#### EXTRACTED RECORDS:
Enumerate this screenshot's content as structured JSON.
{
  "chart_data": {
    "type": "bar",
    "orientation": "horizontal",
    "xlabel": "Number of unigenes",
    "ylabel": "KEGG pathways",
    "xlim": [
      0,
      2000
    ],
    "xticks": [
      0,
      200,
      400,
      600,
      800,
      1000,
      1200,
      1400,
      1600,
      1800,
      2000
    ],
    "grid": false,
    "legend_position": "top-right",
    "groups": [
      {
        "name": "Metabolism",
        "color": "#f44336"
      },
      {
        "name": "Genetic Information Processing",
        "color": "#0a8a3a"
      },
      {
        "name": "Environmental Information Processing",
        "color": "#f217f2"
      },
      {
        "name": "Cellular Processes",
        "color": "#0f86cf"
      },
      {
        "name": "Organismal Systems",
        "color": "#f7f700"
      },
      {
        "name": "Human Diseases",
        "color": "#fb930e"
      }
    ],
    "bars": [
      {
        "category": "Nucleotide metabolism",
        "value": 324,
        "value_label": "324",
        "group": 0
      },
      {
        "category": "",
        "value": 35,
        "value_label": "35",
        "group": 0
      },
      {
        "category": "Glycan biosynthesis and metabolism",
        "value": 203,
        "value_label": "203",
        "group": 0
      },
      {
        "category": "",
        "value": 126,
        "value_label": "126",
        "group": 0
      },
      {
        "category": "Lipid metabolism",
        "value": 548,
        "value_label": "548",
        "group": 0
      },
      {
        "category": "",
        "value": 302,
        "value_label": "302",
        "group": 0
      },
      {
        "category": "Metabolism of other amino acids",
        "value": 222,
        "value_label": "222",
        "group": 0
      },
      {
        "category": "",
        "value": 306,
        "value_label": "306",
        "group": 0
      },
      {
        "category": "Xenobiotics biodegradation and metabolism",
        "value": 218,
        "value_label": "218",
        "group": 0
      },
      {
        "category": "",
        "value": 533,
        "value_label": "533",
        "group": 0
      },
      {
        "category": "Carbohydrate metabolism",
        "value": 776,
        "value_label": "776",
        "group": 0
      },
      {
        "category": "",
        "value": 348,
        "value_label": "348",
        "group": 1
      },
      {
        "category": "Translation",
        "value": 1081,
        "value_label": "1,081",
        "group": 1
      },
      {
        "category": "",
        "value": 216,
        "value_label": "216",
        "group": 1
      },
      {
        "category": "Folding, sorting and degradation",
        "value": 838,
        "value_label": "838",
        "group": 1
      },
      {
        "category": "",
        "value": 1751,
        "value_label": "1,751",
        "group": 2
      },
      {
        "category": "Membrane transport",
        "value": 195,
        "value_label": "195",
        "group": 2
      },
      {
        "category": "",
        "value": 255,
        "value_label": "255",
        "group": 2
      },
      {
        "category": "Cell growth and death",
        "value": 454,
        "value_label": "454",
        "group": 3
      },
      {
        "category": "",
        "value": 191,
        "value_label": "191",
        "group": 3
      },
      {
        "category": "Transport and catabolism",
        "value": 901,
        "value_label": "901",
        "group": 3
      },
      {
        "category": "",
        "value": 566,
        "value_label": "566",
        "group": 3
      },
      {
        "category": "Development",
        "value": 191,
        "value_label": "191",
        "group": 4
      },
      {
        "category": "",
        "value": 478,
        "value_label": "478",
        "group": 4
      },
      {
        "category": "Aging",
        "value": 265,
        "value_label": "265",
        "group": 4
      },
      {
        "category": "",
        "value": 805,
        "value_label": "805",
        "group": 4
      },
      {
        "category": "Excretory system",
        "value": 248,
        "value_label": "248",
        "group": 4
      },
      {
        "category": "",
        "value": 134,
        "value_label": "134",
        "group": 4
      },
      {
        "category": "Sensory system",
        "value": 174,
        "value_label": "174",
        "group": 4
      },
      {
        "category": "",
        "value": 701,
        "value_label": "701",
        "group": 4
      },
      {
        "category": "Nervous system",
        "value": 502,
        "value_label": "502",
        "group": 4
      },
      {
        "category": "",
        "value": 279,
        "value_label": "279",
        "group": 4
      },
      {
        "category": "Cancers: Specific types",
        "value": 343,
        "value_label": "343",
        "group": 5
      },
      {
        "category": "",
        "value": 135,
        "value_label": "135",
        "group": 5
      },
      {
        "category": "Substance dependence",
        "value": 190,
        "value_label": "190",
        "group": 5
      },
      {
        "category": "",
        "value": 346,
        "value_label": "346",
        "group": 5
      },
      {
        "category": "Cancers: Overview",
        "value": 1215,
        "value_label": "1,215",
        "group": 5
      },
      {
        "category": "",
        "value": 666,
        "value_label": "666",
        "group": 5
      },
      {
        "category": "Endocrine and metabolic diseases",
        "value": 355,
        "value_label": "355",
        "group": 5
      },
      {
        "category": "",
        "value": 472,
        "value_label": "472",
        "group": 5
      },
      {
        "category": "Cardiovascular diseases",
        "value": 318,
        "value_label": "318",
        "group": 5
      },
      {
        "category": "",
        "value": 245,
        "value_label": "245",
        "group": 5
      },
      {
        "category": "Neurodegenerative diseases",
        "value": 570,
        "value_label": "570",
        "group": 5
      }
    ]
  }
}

#### WHAT IS NEEDED:
Line by line, transcribe the material exactly.

#### WRITTEN SOLUTION:
Enumerate this screenshot's content as structured JSON.
{
  "chart_data": {
    "type": "bar",
    "orientation": "horizontal",
    "xlabel": "Number of unigenes",
    "ylabel": "KEGG pathways",
    "xlim": [
      0,
      2000
    ],
    "xticks": [
      0,
      200,
      400,
      600,
      800,
      1000,
      1200,
      1400,
      1600,
      1800,
      2000
    ],
    "grid": false,
    "legend_position": "top-right",
    "groups": [
      {
        "name": "Metabolism",
        "color": "#f44336"
      },
      {
        "name": "Genetic Information Processing",
        "color": "#0a8a3a"
      },
      {
        "name": "Environmental Information Processing",
        "color": "#f217f2"
      },
      {
        "name": "Cellular Processes",
        "color": "#0f86cf"
      },
      {
        "name": "Organismal Systems",
        "color": "#f7f700"
      },
      {
        "name": "Human Diseases",
        "color": "#fb930e"
      }
    ],
    "bars": [
      {
        "category": "Nucleotide metabolism",
        "value": 324,
        "value_label": "324",
        "group": 0
      },
      {
        "category": "",
        "value": 35,
        "value_label": "35",
        "group": 0
      },
      {
        "category": "Glycan biosynthesis and metabolism",
        "value": 203,
        "value_label": "203",
        "group": 0
      },
      {
        "category": "",
        "value": 126,
        "value_label": "126",
        "group": 0
      },
      {
        "category": "Lipid metabolism",
        "value": 548,
        "value_label": "548",
        "group": 0
      },
      {
        "category": "",
        "value": 302,
        "value_label": "302",
        "group": 0
      },
      {
        "category": "Metabolism of other amino acids",
        "value": 222,
        "value_label": "222",
        "group": 0
      },
      {
        "category": "",
        "value": 306,
        "value_label": "306",
        "group": 0
      },
      {
        "category": "Xenobiotics biodegradation and metabolism",
        "value": 218,
        "value_label": "218",
        "group": 0
      },
      {
        "category": "",
        "value": 533,
        "value_label": "533",
        "group": 0
      },
      {
        "category": "Carbohydrate metabolism",
        "value": 776,
        "value_label": "776",
        "group": 0
      },
      {
        "category": "",
        "value": 348,
        "value_label": "348",
        "group": 1
      },
      {
        "category": "Translation",
        "value": 1081,
        "value_label": "1,081",
        "group": 1
      },
      {
        "category": "",
        "value": 216,
        "value_label": "216",
        "group": 1
      },
      {
        "category": "Folding, sorting and degradation",
        "value": 838,
        "value_label": "838",
        "group": 1
      },
      {
        "category": "",
        "value": 1751,
        "value_label": "1,751",
        "group": 2
      },
      {
        "category": "Membrane transport",
        "value": 195,
        "value_label": "195",
        "group": 2
      },
      {
        "category": "",
        "value": 255,
        "value_label": "255",
        "group": 2
      },
      {
        "category": "Cell growth and death",
        "value": 454,
        "value_label": "454",
        "group": 3
      },
      {
        "category": "",
        "value": 191,
        "value_label": "191",
        "group": 3
      },
      {
        "category": "Transport and catabolism",
        "value": 901,
        "value_label": "901",
        "group": 3
      },
      {
        "category": "",
        "value": 566,
        "value_label": "566",
        "group": 3
      },
      {
        "category": "Development",
        "value": 191,
        "value_label": "191",
        "group": 4
      },
      {
        "category": "",
        "value": 478,
        "value_label": "478",
        "group": 4
      },
      {
        "category": "Aging",
        "value": 265,
        "value_label": "265",
        "group": 4
      },
      {
        "category": "",
        "value": 805,
        "value_label": "805",
        "group": 4
      },
      {
        "category": "Excretory system",
        "value": 248,
        "value_label": "248",
        "group": 4
      },
      {
        "category": "",
        "value": 134,
        "value_label": "134",
        "group": 4
      },
      {
        "category": "Sensory system",
        "value": 174,
        "value_label": "174",
        "group": 4
      },
      {
        "category": "",
        "value": 701,
        "value_label": "701",
        "group": 4
      },
      {
        "category": "Nervous system",
        "value": 502,
        "value_label": "502",
        "group": 4
      },
      {
        "category": "",
        "value": 279,
        "value_label": "279",
        "group": 4
      },
      {
        "category": "Cancers: Specific types",
        "value": 343,
        "value_label": "343",
        "group": 5
      },
      {
        "category": "",
        "value": 135,
        "value_label": "135",
        "group": 5
      },
      {
        "category": "Substance dependence",
        "value": 190,
        "value_label": "190",
        "group": 5
      },
      {
        "category": "",
        "value": 346,
        "value_label": "346",
        "group": 5
      },
      {
        "category": "Cancers: Overview",
        "value": 1215,
        "value_label": "1,215",
        "group": 5
      },
      {
        "category": "",
        "value": 666,
        "value_label": "666",
        "group": 5
      },
      {
        "category": "Endocrine and metabolic diseases",
        "value": 355,
        "value_label": "355",
        "group": 5
      },
      {
        "category": "",
        "value": 472,
        "value_label": "472",
        "group": 5
      },
      {
        "category": "Cardiovascular diseases",
        "value": 318,
        "value_label": "318",
        "group": 5
      },
      {
        "category": "",
        "value": 245,
        "value_label": "245",
        "group": 5
      },
      {
        "category": "Neurodegenerative diseases",
        "value": 570,
        "value_label": "570",
        "group": 5
      }
    ]
  }
}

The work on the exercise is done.